**Exercise instructions**: Identify all lines below that hold "title" and collect them.

**Source records**:
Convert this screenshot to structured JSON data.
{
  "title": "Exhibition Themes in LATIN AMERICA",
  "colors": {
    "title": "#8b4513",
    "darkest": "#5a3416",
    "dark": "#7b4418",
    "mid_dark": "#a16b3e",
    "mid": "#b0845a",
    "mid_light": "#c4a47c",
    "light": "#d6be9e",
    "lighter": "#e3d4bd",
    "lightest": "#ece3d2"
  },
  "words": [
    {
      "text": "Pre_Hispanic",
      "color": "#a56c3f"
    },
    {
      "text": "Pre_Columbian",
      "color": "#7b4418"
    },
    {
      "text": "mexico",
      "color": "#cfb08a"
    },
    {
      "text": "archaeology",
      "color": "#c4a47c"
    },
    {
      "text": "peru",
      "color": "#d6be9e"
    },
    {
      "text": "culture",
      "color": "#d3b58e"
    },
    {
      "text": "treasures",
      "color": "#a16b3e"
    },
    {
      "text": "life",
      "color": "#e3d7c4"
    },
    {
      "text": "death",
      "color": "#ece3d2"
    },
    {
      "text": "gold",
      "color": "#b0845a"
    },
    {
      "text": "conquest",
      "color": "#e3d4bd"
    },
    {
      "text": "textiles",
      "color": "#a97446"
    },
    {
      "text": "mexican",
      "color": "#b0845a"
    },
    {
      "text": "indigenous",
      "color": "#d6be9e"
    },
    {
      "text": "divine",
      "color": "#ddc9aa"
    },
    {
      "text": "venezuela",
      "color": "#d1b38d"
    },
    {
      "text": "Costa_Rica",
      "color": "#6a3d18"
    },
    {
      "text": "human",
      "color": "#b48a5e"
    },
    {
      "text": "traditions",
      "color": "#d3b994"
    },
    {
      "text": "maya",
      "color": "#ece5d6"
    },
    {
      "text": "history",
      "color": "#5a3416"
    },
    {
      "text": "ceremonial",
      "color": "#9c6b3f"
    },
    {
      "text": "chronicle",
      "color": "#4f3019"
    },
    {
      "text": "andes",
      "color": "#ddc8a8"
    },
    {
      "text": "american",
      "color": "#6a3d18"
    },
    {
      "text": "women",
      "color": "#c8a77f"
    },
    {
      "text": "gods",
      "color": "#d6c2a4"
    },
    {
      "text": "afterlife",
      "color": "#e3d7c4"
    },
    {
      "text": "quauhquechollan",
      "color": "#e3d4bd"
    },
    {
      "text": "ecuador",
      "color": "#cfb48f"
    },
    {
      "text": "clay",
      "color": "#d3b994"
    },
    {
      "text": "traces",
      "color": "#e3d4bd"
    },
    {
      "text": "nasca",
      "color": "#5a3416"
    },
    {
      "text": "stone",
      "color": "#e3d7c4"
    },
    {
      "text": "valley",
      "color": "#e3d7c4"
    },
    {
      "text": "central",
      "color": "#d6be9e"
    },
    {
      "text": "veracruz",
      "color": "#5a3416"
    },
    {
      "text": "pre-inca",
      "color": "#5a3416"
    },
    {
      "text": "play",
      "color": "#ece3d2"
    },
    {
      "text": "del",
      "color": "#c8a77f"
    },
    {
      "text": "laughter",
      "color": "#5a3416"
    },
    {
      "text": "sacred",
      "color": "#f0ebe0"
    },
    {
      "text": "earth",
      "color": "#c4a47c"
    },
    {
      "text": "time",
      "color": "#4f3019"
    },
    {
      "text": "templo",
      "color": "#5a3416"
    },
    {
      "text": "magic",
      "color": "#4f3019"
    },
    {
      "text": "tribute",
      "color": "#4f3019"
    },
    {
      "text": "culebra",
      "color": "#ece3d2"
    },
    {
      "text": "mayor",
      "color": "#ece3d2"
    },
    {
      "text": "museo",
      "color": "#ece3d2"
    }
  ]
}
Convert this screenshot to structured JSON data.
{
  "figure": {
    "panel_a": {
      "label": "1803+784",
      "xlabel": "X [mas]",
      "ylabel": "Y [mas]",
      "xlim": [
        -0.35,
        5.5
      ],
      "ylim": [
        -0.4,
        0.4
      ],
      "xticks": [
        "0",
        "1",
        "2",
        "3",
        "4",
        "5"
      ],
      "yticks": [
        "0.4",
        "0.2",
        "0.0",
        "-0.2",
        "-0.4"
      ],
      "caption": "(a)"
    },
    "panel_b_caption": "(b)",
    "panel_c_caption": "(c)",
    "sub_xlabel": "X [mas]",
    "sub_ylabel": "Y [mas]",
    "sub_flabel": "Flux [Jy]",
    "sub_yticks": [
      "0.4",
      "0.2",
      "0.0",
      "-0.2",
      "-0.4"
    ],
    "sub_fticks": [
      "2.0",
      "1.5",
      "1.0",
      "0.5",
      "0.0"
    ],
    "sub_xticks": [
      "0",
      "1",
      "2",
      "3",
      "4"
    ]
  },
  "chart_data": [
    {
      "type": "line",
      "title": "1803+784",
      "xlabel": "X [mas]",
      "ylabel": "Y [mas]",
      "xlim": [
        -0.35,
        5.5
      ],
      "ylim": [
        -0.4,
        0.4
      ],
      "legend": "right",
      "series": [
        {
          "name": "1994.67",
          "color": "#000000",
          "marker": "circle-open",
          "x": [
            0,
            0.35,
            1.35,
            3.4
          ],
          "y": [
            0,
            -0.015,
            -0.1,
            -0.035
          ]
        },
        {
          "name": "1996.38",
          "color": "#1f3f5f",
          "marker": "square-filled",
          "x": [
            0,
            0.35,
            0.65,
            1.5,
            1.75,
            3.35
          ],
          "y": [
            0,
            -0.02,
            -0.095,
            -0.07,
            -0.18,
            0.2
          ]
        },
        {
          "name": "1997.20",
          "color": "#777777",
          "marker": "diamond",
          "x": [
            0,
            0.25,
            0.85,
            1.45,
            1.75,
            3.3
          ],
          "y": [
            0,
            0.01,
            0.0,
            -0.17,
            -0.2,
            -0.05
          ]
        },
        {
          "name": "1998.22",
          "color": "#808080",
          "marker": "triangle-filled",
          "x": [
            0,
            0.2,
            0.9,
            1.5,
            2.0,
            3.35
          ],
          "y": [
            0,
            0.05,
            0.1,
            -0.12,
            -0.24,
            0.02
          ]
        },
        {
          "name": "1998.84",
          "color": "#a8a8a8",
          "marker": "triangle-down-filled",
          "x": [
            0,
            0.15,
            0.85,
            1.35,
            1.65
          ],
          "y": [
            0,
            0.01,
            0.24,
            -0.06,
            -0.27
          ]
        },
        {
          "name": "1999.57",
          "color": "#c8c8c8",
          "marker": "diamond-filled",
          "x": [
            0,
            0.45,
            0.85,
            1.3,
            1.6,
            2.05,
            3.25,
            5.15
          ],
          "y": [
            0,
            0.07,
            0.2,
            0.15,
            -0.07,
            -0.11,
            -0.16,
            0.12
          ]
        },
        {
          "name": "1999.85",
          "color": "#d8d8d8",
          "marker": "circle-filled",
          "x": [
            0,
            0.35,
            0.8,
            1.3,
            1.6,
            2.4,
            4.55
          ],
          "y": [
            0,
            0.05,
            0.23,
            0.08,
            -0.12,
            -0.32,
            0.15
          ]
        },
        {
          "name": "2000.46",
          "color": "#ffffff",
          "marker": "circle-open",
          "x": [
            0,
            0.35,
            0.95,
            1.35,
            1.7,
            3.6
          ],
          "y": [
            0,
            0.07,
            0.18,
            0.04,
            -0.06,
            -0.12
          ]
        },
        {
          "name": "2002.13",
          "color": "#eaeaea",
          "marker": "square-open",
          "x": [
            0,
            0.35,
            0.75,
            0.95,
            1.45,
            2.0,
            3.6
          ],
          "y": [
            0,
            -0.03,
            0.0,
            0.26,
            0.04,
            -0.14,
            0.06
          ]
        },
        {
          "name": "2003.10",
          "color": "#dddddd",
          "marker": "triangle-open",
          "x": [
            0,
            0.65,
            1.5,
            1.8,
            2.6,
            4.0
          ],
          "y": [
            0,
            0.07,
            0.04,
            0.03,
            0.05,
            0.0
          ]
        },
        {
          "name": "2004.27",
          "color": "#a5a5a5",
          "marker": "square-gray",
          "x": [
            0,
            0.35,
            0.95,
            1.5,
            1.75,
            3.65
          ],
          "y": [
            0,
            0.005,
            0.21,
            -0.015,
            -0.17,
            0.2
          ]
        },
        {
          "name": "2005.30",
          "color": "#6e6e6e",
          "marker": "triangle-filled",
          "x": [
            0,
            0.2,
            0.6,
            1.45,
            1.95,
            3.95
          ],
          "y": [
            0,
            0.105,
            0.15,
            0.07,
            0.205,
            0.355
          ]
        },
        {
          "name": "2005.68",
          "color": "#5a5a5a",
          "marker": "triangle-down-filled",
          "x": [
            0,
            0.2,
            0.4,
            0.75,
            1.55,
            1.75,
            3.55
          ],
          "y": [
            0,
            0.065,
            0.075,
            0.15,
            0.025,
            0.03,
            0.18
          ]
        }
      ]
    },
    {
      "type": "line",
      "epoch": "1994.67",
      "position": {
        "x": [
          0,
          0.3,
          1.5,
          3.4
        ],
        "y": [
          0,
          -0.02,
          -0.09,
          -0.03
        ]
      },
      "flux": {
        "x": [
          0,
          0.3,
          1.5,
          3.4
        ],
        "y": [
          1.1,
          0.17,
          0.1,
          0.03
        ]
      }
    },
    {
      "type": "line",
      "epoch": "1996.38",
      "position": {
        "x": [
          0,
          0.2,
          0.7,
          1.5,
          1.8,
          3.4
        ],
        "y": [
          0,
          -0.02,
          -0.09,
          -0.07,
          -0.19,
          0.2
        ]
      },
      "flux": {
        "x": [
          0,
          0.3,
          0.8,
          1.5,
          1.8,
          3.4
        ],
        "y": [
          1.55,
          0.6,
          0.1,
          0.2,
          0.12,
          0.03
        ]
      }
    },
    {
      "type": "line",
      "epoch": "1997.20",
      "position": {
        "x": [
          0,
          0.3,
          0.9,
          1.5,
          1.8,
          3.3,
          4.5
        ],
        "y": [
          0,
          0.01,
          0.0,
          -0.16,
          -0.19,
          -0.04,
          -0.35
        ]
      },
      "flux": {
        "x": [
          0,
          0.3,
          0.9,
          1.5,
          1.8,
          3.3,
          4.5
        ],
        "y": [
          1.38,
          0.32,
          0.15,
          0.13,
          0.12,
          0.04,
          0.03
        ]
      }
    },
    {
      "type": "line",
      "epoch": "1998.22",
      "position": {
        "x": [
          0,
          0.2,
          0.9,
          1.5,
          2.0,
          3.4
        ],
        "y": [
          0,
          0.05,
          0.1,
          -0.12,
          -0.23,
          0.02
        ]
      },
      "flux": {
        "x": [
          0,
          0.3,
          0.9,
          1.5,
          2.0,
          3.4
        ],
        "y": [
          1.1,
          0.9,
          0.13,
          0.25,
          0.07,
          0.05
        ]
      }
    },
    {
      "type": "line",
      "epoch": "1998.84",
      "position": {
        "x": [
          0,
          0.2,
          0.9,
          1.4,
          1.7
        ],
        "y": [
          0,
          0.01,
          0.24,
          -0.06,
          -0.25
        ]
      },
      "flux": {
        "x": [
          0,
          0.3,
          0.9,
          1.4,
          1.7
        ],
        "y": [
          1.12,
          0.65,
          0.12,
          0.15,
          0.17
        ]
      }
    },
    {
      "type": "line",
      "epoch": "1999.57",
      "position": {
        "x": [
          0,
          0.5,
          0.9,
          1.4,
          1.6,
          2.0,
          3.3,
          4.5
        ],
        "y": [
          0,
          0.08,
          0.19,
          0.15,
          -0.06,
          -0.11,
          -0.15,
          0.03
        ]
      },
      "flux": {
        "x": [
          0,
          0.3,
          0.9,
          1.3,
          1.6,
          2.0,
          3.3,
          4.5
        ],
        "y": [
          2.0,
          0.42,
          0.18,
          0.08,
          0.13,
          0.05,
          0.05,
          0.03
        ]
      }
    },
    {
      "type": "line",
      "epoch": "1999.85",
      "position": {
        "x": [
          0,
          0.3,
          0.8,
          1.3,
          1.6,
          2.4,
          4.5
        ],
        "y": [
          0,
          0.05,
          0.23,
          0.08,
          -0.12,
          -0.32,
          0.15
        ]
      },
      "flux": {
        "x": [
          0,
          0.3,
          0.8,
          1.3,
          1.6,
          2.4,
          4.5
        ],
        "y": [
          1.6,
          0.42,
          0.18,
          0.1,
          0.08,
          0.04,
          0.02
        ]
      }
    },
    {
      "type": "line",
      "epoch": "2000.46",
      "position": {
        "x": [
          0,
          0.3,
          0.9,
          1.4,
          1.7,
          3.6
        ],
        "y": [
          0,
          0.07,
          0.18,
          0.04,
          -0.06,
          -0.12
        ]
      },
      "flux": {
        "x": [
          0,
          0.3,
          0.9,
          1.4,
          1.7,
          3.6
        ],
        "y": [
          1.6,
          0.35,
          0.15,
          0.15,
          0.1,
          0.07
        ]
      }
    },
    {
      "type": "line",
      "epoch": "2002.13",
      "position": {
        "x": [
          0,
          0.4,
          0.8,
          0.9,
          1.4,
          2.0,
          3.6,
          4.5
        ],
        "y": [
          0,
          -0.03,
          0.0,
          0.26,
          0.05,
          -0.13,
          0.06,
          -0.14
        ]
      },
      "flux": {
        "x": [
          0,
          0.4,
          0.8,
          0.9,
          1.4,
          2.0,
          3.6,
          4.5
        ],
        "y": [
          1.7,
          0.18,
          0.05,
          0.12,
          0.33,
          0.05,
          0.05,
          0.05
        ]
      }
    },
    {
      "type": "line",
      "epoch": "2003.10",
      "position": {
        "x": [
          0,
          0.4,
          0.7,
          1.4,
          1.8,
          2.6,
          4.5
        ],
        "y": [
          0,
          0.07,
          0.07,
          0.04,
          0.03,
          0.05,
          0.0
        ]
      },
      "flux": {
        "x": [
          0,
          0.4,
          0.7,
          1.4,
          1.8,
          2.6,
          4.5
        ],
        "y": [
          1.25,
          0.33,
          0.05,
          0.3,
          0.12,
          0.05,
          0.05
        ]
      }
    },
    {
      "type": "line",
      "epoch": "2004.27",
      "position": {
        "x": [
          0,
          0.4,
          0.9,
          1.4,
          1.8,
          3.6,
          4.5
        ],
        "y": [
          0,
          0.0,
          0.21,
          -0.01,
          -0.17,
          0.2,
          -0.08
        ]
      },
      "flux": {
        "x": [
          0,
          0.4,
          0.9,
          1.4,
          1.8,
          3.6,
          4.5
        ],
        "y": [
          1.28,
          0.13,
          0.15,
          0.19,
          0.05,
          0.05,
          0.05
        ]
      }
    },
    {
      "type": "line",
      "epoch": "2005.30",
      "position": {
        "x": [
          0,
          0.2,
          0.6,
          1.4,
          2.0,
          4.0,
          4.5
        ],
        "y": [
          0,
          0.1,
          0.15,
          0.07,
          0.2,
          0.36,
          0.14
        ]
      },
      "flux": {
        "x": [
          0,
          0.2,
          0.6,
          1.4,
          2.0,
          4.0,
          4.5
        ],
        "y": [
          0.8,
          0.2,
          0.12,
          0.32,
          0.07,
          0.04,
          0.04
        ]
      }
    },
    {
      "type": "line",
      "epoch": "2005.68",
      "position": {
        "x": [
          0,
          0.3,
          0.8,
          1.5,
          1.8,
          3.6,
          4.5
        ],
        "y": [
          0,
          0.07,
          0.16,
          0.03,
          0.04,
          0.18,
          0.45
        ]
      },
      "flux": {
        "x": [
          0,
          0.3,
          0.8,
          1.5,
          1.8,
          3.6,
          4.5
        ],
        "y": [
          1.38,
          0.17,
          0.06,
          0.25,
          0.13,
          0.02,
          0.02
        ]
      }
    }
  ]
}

**Exercise solution**:
  "title": "Exhibition Themes in LATIN AMERICA",
    "title": "#8b4513",
      "title": "1803+784",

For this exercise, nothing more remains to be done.